### What this task involves:
Search the entries below. Return every line that has "mais" in it.

— START Task data —

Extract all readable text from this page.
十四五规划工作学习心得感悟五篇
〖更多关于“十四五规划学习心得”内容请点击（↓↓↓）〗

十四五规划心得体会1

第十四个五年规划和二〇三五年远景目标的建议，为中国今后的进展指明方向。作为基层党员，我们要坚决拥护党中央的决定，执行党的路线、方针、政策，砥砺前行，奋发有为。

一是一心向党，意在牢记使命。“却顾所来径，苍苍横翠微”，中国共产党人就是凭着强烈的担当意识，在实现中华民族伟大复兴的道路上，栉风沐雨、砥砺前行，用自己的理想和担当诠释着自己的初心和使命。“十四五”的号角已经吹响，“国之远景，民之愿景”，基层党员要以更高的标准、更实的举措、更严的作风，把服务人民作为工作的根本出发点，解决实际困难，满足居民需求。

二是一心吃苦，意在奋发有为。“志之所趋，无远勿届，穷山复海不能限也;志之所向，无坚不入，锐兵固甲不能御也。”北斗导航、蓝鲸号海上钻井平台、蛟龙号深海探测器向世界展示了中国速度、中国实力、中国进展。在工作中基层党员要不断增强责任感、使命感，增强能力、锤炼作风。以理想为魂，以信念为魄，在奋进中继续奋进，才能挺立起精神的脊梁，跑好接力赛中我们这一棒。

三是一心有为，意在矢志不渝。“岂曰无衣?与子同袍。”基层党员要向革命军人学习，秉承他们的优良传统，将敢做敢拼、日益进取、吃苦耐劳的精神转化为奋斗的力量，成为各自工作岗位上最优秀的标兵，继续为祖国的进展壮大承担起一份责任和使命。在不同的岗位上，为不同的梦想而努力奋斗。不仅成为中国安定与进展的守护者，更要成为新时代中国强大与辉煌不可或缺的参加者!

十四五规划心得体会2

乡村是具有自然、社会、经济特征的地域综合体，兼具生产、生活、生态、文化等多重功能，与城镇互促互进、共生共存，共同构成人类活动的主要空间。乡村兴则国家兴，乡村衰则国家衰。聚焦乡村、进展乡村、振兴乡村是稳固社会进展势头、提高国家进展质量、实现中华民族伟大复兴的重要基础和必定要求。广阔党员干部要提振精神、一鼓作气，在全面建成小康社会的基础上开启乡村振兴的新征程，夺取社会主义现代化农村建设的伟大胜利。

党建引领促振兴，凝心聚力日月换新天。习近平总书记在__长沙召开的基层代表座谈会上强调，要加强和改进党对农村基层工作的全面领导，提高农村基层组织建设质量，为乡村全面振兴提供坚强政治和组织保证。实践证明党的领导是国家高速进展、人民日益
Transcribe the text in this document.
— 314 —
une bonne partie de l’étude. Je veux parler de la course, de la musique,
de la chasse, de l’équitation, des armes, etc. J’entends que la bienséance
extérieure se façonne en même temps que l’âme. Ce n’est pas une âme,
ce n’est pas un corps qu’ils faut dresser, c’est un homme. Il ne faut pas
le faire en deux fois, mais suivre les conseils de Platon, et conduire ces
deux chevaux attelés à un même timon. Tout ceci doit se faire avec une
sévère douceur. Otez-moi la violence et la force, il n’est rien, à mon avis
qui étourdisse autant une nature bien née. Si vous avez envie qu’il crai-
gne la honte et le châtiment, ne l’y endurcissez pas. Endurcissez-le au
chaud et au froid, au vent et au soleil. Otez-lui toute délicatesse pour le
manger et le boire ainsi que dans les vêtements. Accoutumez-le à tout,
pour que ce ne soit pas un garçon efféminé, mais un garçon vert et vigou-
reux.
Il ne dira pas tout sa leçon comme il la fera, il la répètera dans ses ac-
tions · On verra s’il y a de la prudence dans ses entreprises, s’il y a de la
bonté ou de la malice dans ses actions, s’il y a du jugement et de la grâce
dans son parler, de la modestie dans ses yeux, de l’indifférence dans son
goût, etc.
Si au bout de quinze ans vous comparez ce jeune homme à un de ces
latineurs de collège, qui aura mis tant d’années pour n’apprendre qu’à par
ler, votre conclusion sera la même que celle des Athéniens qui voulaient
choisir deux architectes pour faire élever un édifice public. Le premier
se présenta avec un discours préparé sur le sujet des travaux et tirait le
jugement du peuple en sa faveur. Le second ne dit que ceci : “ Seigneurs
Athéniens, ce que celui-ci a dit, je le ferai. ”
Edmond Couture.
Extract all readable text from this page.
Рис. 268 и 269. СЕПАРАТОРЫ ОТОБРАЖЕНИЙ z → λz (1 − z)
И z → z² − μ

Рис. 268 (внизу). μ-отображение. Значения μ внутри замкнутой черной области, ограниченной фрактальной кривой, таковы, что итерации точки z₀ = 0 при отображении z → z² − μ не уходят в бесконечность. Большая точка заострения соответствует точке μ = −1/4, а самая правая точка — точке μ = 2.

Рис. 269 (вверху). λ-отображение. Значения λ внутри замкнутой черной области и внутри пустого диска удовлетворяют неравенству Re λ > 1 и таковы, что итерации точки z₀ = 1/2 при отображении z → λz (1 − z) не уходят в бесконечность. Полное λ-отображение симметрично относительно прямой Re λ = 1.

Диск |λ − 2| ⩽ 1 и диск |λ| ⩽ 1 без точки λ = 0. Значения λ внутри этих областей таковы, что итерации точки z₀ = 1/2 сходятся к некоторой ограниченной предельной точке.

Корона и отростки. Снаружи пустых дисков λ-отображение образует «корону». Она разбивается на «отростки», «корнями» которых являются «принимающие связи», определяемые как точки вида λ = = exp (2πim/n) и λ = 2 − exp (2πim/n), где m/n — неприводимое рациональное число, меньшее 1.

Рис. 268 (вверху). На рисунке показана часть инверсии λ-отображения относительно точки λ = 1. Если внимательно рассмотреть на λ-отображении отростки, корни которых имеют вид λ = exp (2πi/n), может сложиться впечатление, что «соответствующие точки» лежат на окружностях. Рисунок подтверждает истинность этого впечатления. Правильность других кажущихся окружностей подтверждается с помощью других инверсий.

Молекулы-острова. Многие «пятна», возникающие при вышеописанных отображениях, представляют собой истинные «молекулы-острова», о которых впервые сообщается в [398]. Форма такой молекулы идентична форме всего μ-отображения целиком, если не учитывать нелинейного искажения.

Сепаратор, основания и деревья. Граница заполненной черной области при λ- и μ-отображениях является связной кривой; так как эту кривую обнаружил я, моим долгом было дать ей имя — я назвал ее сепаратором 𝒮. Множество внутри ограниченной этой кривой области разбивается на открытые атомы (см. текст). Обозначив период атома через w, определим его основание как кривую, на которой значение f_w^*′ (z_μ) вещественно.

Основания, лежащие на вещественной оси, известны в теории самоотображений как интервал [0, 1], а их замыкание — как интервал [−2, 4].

— END Task data —

### Answer below:
le faire en deux fois, mais suivre les conseils de Platon, et conduire ces
pour que ce ne soit pas un garçon efféminé, mais un garçon vert et vigou-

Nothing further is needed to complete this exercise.